## Required work
Transcribe all the records with complete accuracy.

(Dataset items)

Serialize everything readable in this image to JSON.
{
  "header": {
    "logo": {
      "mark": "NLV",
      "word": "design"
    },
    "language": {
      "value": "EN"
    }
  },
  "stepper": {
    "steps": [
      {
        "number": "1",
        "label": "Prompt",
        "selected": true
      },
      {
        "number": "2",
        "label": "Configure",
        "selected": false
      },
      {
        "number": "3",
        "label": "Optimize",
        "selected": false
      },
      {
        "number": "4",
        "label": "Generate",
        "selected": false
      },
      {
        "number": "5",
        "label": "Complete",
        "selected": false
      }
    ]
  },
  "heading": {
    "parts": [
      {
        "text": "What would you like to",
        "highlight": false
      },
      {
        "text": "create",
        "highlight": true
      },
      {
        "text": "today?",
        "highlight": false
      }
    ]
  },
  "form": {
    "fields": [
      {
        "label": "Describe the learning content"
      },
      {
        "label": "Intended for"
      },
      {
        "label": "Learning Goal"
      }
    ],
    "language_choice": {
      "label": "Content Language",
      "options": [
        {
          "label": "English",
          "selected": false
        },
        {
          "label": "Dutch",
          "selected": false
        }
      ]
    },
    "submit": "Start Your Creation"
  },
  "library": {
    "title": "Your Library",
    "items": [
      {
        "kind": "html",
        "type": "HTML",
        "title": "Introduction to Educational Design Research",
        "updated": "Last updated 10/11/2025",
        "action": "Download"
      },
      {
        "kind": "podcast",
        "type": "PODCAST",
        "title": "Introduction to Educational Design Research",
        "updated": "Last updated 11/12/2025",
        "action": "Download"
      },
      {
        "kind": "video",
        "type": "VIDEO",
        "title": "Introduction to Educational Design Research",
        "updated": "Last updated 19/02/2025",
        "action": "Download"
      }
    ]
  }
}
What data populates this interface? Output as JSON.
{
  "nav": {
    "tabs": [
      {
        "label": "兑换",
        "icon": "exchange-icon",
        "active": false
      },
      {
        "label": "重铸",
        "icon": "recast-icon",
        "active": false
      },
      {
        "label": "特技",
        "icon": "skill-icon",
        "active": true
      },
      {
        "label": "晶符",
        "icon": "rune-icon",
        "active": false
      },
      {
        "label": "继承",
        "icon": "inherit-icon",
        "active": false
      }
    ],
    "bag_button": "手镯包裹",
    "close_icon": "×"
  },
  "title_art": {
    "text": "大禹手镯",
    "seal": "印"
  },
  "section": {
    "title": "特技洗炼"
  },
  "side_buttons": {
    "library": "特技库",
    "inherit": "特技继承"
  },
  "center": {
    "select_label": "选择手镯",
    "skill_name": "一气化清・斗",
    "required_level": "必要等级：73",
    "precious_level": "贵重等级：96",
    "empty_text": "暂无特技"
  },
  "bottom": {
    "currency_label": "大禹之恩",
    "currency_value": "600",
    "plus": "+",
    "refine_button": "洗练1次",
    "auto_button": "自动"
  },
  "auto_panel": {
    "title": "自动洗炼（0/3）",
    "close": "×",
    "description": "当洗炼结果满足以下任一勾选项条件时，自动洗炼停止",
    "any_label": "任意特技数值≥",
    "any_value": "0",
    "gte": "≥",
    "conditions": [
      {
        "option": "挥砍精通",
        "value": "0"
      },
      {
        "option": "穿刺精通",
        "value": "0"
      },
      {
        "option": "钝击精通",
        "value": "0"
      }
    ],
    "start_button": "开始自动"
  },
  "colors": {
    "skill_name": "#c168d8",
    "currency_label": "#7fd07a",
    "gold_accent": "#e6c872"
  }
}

## Finished task
Serialize everything readable in this image to JSON.
{
  "header": {
    "logo": {
      "mark": "NLV",
      "word": "design"
    },
    "language": {
      "value": "EN"
    }
  },
  "stepper": {
    "steps": [
      {
        "number": "1",
        "label": "Prompt",
        "selected": true
      },
      {
        "number": "2",
        "label": "Configure",
        "selected": false
      },
      {
        "number": "3",
        "label": "Optimize",
        "selected": false
      },
      {
        "number": "4",
        "label": "Generate",
        "selected": false
      },
      {
        "number": "5",
        "label": "Complete",
        "selected": false
      }
    ]
  },
  "heading": {
    "parts": [
      {
        "text": "What would you like to",
        "highlight": false
      },
      {
        "text": "create",
        "highlight": true
      },
      {
        "text": "today?",
        "highlight": false
      }
    ]
  },
  "form": {
    "fields": [
      {
        "label": "Describe the learning content"
      },
      {
        "label": "Intended for"
      },
      {
        "label": "Learning Goal"
      }
    ],
    "language_choice": {
      "label": "Content Language",
      "options": [
        {
          "label": "English",
          "selected": false
        },
        {
          "label": "Dutch",
          "selected": false
        }
      ]
    },
    "submit": "Start Your Creation"
  },
  "library": {
    "title": "Your Library",
    "items": [
      {
        "kind": "html",
        "type": "HTML",
        "title": "Introduction to Educational Design Research",
        "updated": "Last updated 10/11/2025",
        "action": "Download"
      },
      {
        "kind": "podcast",
        "type": "PODCAST",
        "title": "Introduction to Educational Design Research",
        "updated": "Last updated 11/12/2025",
        "action": "Download"
      },
      {
        "kind": "video",
        "type": "VIDEO",
        "title": "Introduction to Educational Design Research",
        "updated": "Last updated 19/02/2025",
        "action": "Download"
      }
    ]
  }
}
What data populates this interface? Output as JSON.
{
  "nav": {
    "tabs": [
      {
        "label": "兑换",
        "icon": "exchange-icon",
        "active": false
      },
      {
        "label": "重铸",
        "icon": "recast-icon",
        "active": false
      },
      {
        "label": "特技",
        "icon": "skill-icon",
        "active": true
      },
      {
        "label": "晶符",
        "icon": "rune-icon",
        "active": false
      },
      {
        "label": "继承",
        "icon": "inherit-icon",
        "active": false
      }
    ],
    "bag_button": "手镯包裹",
    "close_icon": "×"
  },
  "title_art": {
    "text": "大禹手镯",
    "seal": "印"
  },
  "section": {
    "title": "特技洗炼"
  },
  "side_buttons": {
    "library": "特技库",
    "inherit": "特技继承"
  },
  "center": {
    "select_label": "选择手镯",
    "skill_name": "一气化清・斗",
    "required_level": "必要等级：73",
    "precious_level": "贵重等级：96",
    "empty_text": "暂无特技"
  },
  "bottom": {
    "currency_label": "大禹之恩",
    "currency_value": "600",
    "plus": "+",
    "refine_button": "洗练1次",
    "auto_button": "自动"
  },
  "auto_panel": {
    "title": "自动洗炼（0/3）",
    "close": "×",
    "description": "当洗炼结果满足以下任一勾选项条件时，自动洗炼停止",
    "any_label": "任意特技数值≥",
    "any_value": "0",
    "gte": "≥",
    "conditions": [
      {
        "option": "挥砍精通",
        "value": "0"
      },
      {
        "option": "穿刺精通",
        "value": "0"
      },
      {
        "option": "钝击精通",
        "value": "0"
      }
    ],
    "start_button": "开始自动"
  },
  "colors": {
    "skill_name": "#c168d8",
    "currency_label": "#7fd07a",
    "gold_accent": "#e6c872"
  }
}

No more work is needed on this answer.